Find how many lines in the material hold the word "Притиснете", then state that number and nothing more.
[start of Records shown]
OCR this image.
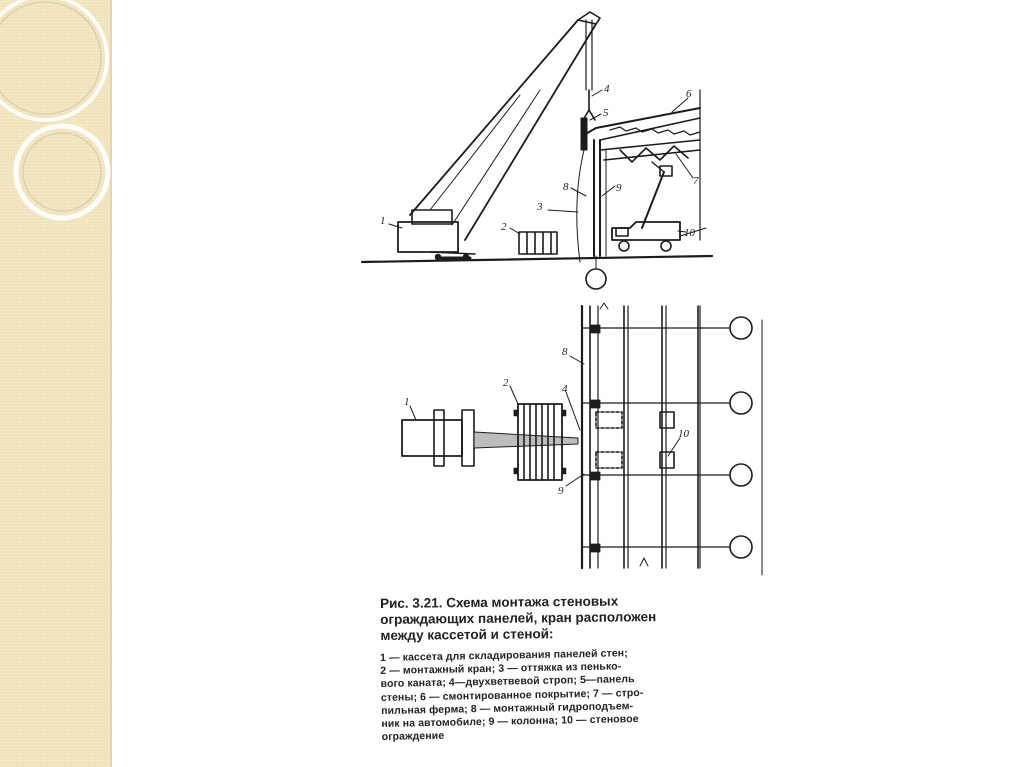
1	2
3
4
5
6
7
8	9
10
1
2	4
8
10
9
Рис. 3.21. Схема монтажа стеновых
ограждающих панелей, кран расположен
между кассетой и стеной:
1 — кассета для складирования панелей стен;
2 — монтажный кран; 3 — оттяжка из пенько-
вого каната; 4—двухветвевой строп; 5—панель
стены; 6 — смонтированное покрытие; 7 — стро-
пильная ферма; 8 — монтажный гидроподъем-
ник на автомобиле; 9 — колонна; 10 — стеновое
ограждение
[end of Records shown]
[start of Records shown]
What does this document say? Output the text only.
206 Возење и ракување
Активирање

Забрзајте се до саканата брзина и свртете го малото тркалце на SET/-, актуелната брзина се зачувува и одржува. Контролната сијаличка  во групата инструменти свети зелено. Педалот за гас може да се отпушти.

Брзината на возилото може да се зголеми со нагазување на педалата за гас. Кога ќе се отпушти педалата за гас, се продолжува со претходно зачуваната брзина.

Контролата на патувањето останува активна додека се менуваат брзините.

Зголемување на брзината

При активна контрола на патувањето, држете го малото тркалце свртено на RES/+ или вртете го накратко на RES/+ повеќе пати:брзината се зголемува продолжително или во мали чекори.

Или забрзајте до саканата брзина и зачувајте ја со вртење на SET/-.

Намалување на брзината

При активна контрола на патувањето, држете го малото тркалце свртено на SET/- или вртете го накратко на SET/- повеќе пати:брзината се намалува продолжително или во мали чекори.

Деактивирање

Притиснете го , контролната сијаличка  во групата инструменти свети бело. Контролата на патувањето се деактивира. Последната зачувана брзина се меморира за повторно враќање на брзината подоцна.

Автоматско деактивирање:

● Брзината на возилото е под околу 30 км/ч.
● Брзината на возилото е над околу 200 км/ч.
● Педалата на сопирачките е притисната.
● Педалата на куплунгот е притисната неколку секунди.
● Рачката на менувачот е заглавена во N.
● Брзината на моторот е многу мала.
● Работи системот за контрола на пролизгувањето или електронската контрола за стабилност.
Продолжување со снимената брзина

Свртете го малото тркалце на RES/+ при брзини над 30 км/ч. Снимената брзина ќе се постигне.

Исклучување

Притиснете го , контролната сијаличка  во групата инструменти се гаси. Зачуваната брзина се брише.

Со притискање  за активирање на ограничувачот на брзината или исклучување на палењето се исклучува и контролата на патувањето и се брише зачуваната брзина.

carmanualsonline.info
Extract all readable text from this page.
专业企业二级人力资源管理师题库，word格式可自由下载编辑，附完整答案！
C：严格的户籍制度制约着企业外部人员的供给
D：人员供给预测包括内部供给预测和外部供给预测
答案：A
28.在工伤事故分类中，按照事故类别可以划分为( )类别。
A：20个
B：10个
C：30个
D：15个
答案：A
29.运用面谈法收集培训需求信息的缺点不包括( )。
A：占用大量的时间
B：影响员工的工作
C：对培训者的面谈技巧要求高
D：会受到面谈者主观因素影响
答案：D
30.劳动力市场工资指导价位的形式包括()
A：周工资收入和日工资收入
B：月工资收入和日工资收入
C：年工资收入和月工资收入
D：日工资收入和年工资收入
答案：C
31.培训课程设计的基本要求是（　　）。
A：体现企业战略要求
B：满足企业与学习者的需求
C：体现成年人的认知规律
[end of Records shown]
[start of Records shown]
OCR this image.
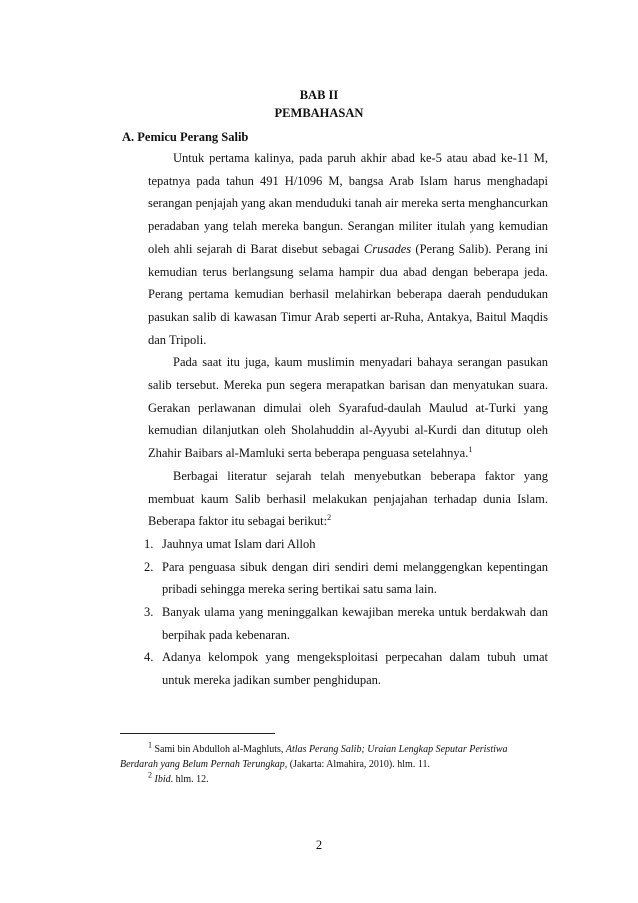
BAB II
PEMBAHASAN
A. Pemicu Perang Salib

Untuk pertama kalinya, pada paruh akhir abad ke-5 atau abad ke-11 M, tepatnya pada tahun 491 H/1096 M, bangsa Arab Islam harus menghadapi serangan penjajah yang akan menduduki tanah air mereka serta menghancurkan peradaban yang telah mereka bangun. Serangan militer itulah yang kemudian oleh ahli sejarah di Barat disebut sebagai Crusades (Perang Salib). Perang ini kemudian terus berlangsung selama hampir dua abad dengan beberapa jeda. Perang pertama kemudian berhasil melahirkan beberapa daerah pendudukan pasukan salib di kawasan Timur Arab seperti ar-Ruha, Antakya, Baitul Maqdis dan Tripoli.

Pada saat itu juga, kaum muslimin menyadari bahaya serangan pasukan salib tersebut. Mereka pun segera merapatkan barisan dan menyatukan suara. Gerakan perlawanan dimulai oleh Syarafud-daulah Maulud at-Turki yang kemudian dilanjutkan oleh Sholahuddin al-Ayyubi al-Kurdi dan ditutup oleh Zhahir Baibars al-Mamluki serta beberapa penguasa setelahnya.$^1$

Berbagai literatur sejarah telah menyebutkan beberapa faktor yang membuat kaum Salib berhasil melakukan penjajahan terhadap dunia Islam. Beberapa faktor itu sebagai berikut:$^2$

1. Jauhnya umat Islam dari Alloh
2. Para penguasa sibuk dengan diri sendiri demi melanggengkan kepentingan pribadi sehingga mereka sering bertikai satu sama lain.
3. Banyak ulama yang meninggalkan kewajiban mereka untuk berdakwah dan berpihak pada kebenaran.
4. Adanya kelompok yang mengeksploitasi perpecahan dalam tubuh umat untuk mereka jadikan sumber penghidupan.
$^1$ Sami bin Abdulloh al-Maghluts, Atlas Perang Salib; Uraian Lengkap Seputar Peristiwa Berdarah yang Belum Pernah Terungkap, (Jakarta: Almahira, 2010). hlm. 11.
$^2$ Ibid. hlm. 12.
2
[end of Records shown]
◆ **Result**
2